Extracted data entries
************

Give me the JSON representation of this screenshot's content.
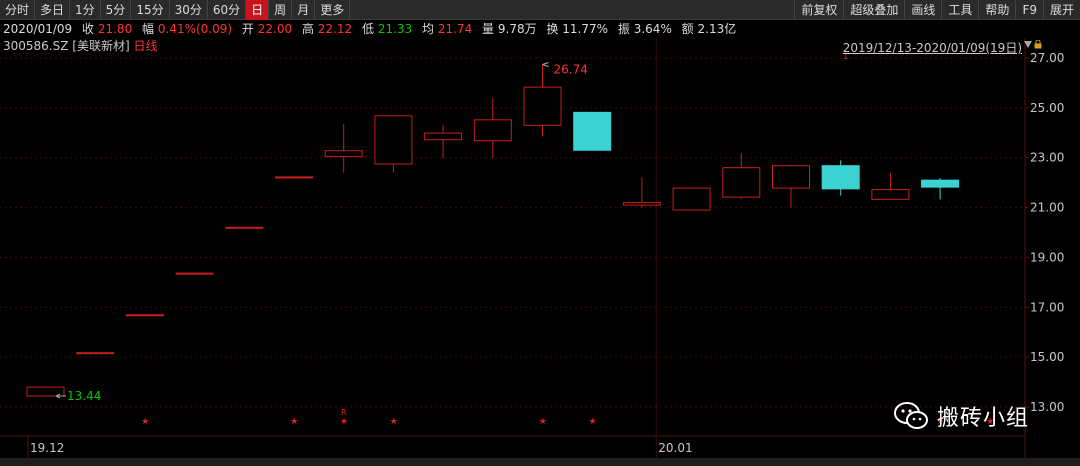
{
  "toolbar": {
    "period_tabs": [
      "分时",
      "多日",
      "1分",
      "5分",
      "15分",
      "30分",
      "60分",
      "日",
      "周",
      "月",
      "更多"
    ],
    "active_tab": "日",
    "right_tools": [
      "前复权",
      "超级叠加",
      "画线",
      "工具",
      "帮助",
      "F9",
      "展开"
    ]
  },
  "infobar": {
    "date": "2020/01/09",
    "close_label": "收",
    "close": "21.80",
    "change_label": "幅",
    "change": "0.41%(0.09)",
    "open_label": "开",
    "open": "22.00",
    "high_label": "高",
    "high": "22.12",
    "low_label": "低",
    "low": "21.33",
    "avg_label": "均",
    "avg": "21.74",
    "volume_label": "量",
    "volume": "9.78万",
    "turnover_label": "换",
    "turnover": "11.77%",
    "amplitude_label": "振",
    "amplitude": "3.64%",
    "amount_label": "额",
    "amount": "2.13亿"
  },
  "stock": {
    "code": "300586.SZ",
    "name": "[美联新材]",
    "period": "日线"
  },
  "range_label": "2019/12/13-2020/01/09(19日)",
  "colors": {
    "up": "#c81e1e",
    "down": "#3cd2d2",
    "grid": "#3a0a0a",
    "axis_text": "#c8c8c8",
    "max_label": "#ff3232",
    "min_label": "#00c800"
  },
  "chart_data": {
    "type": "candlestick",
    "y_ticks": [
      "27.00",
      "25.00",
      "23.00",
      "21.00",
      "19.00",
      "17.00",
      "15.00",
      "13.00"
    ],
    "x_labels": [
      {
        "text": "19.12",
        "index": 0
      },
      {
        "text": "20.01",
        "index": 13
      }
    ],
    "ylim": [
      13.0,
      27.0
    ],
    "candles": [
      {
        "o": 13.44,
        "h": 13.8,
        "l": 13.44,
        "c": 13.8
      },
      {
        "o": 15.18,
        "h": 15.18,
        "l": 15.18,
        "c": 15.18
      },
      {
        "o": 16.7,
        "h": 16.7,
        "l": 16.7,
        "c": 16.7
      },
      {
        "o": 18.37,
        "h": 18.37,
        "l": 18.37,
        "c": 18.37
      },
      {
        "o": 20.21,
        "h": 20.21,
        "l": 20.21,
        "c": 20.21
      },
      {
        "o": 22.23,
        "h": 22.23,
        "l": 22.23,
        "c": 22.23
      },
      {
        "o": 23.05,
        "h": 24.35,
        "l": 22.4,
        "c": 23.28
      },
      {
        "o": 22.75,
        "h": 24.7,
        "l": 22.4,
        "c": 24.68
      },
      {
        "o": 23.72,
        "h": 24.32,
        "l": 22.98,
        "c": 23.99
      },
      {
        "o": 23.68,
        "h": 25.4,
        "l": 22.98,
        "c": 24.52
      },
      {
        "o": 24.3,
        "h": 26.74,
        "l": 23.85,
        "c": 25.83
      },
      {
        "o": 24.82,
        "h": 24.82,
        "l": 23.3,
        "c": 23.3
      },
      {
        "o": 21.1,
        "h": 22.22,
        "l": 21.0,
        "c": 21.2
      },
      {
        "o": 20.9,
        "h": 21.78,
        "l": 20.9,
        "c": 21.78
      },
      {
        "o": 21.42,
        "h": 23.18,
        "l": 21.35,
        "c": 22.6
      },
      {
        "o": 21.78,
        "h": 22.72,
        "l": 21.0,
        "c": 22.68
      },
      {
        "o": 22.68,
        "h": 22.9,
        "l": 21.48,
        "c": 21.75
      },
      {
        "o": 21.33,
        "h": 22.4,
        "l": 21.33,
        "c": 21.72
      },
      {
        "o": 22.1,
        "h": 22.18,
        "l": 21.33,
        "c": 21.82
      }
    ],
    "annotations": {
      "max_label": "26.74",
      "min_label": "13.44"
    },
    "star_indices": [
      1,
      4,
      5,
      6,
      9,
      10,
      17,
      18
    ],
    "r_marker_index": 5,
    "mark_1_index": 16
  },
  "bottom_tabs": [
    "",
    "",
    "",
    "",
    "",
    "",
    "",
    ""
  ],
  "watermark": {
    "text": "搬砖小组",
    "icon": "wechat-icon"
  }
}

************

STATED PROBLEM: Any pictures should be dropped; transcribe the rest of the records above exactly.

THE SOLUTION:
Give me the JSON representation of this screenshot's content.
{
  "toolbar": {
    "period_tabs": [
      "分时",
      "多日",
      "1分",
      "5分",
      "15分",
      "30分",
      "60分",
      "日",
      "周",
      "月",
      "更多"
    ],
    "active_tab": "日",
    "right_tools": [
      "前复权",
      "超级叠加",
      "画线",
      "工具",
      "帮助",
      "F9",
      "展开"
    ]
  },
  "infobar": {
    "date": "2020/01/09",
    "close_label": "收",
    "close": "21.80",
    "change_label": "幅",
    "change": "0.41%(0.09)",
    "open_label": "开",
    "open": "22.00",
    "high_label": "高",
    "high": "22.12",
    "low_label": "低",
    "low": "21.33",
    "avg_label": "均",
    "avg": "21.74",
    "volume_label": "量",
    "volume": "9.78万",
    "turnover_label": "换",
    "turnover": "11.77%",
    "amplitude_label": "振",
    "amplitude": "3.64%",
    "amount_label": "额",
    "amount": "2.13亿"
  },
  "stock": {
    "code": "300586.SZ",
    "name": "[美联新材]",
    "period": "日线"
  },
  "range_label": "2019/12/13-2020/01/09(19日)",
  "colors": {
    "up": "#c81e1e",
    "down": "#3cd2d2",
    "grid": "#3a0a0a",
    "axis_text": "#c8c8c8",
    "max_label": "#ff3232",
    "min_label": "#00c800"
  },
  "chart_data": {
    "type": "candlestick",
    "y_ticks": [
      "27.00",
      "25.00",
      "23.00",
      "21.00",
      "19.00",
      "17.00",
      "15.00",
      "13.00"
    ],
    "x_labels": [
      {
        "text": "19.12",
        "index": 0
      },
      {
        "text": "20.01",
        "index": 13
      }
    ],
    "ylim": [
      13.0,
      27.0
    ],
    "candles": [
      {
        "o": 13.44,
        "h": 13.8,
        "l": 13.44,
        "c": 13.8
      },
      {
        "o": 15.18,
        "h": 15.18,
        "l": 15.18,
        "c": 15.18
      },
      {
        "o": 16.7,
        "h": 16.7,
        "l": 16.7,
        "c": 16.7
      },
      {
        "o": 18.37,
        "h": 18.37,
        "l": 18.37,
        "c": 18.37
      },
      {
        "o": 20.21,
        "h": 20.21,
        "l": 20.21,
        "c": 20.21
      },
      {
        "o": 22.23,
        "h": 22.23,
        "l": 22.23,
        "c": 22.23
      },
      {
        "o": 23.05,
        "h": 24.35,
        "l": 22.4,
        "c": 23.28
      },
      {
        "o": 22.75,
        "h": 24.7,
        "l": 22.4,
        "c": 24.68
      },
      {
        "o": 23.72,
        "h": 24.32,
        "l": 22.98,
        "c": 23.99
      },
      {
        "o": 23.68,
        "h": 25.4,
        "l": 22.98,
        "c": 24.52
      },
      {
        "o": 24.3,
        "h": 26.74,
        "l": 23.85,
        "c": 25.83
      },
      {
        "o": 24.82,
        "h": 24.82,
        "l": 23.3,
        "c": 23.3
      },
      {
        "o": 21.1,
        "h": 22.22,
        "l": 21.0,
        "c": 21.2
      },
      {
        "o": 20.9,
        "h": 21.78,
        "l": 20.9,
        "c": 21.78
      },
      {
        "o": 21.42,
        "h": 23.18,
        "l": 21.35,
        "c": 22.6
      },
      {
        "o": 21.78,
        "h": 22.72,
        "l": 21.0,
        "c": 22.68
      },
      {
        "o": 22.68,
        "h": 22.9,
        "l": 21.48,
        "c": 21.75
      },
      {
        "o": 21.33,
        "h": 22.4,
        "l": 21.33,
        "c": 21.72
      },
      {
        "o": 22.1,
        "h": 22.18,
        "l": 21.33,
        "c": 21.82
      }
    ],
    "annotations": {
      "max_label": "26.74",
      "min_label": "13.44"
    },
    "star_indices": [
      1,
      4,
      5,
      6,
      9,
      10,
      17,
      18
    ],
    "r_marker_index": 5,
    "mark_1_index": 16
  },
  "bottom_tabs": [
    "",
    "",
    "",
    "",
    "",
    "",
    "",
    ""
  ],
  "watermark": {
    "text": "搬砖小组",
    "icon": "wechat-icon"
  }
}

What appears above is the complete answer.